(Work to complete) Transcribe the passage about Monia Mazigh word for word, starting with "Canadian author and academic (born" and going on through "Liberties Monitoring Group.".

(Excerpt provided)
+-------+

Canadian author and academic (born 1970)

Monia Mazigh (منية مازيغ; born July 10, 1970) is a Tunisian - Canadian author and academic best known for her efforts to free her husband Maher Arar from a Syrian prison. A resident of Ottawa, Ontario, she was the New Democratic Party candidate for the riding of Ottawa South, a traditionally Liberal riding, in the 2004 federal election. In June 2015 she was appointed National Coordinator of the International Civil Liberties Monitoring Group.

==Early life and education==
Mazigh was born and raised in Tunisia and emigrated to Canada in 1991, at the age of 21. She has a PhD in financial economics from McGill University and speaks Arabic, English and French fluently. In 2000, she started working for the University of Ottawa as a research assistant and later as a French-language instructor. She has stated that until 2002, her goal was to become a professor instead of a politician.

==The Maher Arar case and political activism==
Mazigh first entered the public spotlight when her husband was deported to Syria in 2002 by the US government, on suspicion of terrorist links. He was tortured and held without charge for over a year before being returned to Canada. Mazigh joined with a number of human rights groups to press the government for his release. She appeared frequently in the media and was widely respected for her tireless efforts. Of her willingness to speak out, she has said that she was never afraid: "I had lost my life. I didn't have more to lose."

+-------+

(Dataset records)
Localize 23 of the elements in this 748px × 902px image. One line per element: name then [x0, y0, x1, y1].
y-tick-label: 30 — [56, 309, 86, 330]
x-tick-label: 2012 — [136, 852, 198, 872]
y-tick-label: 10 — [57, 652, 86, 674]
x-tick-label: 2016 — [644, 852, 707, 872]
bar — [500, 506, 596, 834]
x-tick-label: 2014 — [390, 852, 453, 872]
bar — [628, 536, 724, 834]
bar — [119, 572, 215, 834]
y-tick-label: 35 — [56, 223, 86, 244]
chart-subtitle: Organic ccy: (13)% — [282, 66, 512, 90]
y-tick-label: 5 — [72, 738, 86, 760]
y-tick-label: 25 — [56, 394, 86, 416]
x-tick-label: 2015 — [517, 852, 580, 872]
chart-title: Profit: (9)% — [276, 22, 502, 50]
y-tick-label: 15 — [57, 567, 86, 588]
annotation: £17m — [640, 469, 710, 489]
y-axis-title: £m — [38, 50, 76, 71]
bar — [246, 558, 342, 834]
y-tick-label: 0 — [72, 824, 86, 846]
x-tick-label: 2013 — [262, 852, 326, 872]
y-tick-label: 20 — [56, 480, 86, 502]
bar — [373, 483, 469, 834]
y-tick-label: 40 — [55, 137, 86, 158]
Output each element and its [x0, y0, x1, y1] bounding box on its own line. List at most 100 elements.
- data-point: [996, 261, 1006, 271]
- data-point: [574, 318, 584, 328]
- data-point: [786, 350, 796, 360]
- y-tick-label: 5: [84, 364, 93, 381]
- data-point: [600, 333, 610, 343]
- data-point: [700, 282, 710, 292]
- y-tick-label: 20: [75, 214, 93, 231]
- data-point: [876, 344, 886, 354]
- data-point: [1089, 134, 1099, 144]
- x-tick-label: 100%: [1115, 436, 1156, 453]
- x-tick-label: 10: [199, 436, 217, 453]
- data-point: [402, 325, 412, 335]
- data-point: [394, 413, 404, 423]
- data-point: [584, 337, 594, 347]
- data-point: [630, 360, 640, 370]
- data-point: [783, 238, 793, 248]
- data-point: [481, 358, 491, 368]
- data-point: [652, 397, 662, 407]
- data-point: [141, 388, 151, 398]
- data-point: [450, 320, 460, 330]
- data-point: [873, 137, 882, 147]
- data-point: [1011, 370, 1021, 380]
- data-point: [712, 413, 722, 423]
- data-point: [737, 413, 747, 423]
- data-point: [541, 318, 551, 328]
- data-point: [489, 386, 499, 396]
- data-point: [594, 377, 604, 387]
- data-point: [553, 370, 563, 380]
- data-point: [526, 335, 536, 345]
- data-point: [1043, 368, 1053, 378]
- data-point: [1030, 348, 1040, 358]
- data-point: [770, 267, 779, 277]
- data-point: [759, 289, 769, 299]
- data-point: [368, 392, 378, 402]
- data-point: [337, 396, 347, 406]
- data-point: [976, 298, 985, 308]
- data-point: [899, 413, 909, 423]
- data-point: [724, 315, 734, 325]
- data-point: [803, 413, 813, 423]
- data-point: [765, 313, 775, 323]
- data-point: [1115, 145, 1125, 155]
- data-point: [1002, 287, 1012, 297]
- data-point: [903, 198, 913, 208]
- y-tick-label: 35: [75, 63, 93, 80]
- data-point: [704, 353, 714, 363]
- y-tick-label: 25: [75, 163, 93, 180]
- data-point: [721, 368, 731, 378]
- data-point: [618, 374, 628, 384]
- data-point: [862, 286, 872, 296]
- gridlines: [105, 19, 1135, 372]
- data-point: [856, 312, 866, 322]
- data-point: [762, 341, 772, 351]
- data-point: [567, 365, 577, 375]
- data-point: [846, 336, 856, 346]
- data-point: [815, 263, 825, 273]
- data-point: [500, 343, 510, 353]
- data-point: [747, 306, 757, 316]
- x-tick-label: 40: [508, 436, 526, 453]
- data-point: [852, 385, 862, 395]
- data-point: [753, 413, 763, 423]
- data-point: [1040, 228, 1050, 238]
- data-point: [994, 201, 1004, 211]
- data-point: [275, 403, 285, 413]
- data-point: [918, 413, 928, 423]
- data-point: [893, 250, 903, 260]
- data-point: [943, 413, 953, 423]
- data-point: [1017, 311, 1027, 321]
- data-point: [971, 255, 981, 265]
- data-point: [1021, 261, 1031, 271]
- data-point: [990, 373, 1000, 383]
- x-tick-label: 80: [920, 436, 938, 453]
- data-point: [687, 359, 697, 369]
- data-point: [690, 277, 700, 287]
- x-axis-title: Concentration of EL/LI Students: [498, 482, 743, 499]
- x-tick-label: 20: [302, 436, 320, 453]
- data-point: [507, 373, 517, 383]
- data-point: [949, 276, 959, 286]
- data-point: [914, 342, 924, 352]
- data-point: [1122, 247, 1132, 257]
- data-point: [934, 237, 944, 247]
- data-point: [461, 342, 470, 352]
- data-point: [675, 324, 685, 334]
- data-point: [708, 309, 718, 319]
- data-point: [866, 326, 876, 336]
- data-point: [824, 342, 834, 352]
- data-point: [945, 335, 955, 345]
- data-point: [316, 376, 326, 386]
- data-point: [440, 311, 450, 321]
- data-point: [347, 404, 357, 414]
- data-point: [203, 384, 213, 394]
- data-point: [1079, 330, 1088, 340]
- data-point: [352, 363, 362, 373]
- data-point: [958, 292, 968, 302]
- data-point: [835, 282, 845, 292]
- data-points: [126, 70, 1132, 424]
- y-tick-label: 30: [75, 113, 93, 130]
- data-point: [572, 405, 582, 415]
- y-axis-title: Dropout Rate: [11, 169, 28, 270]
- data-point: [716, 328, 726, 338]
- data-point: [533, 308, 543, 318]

+-------+

(Answer area)
Canadian author and academic (born 1970)

Monia Mazigh (منية مازيغ; born July 10, 1970) is a Tunisian - Canadian author and academic best known for her efforts to free her husband Maher Arar from a Syrian prison. A resident of Ottawa, Ontario, she was the New Democratic Party candidate for the riding of Ottawa South, a traditionally Liberal riding, in the 2004 federal election. In June 2015 she was appointed National Coordinator of the International Civil Liberties Monitoring Group.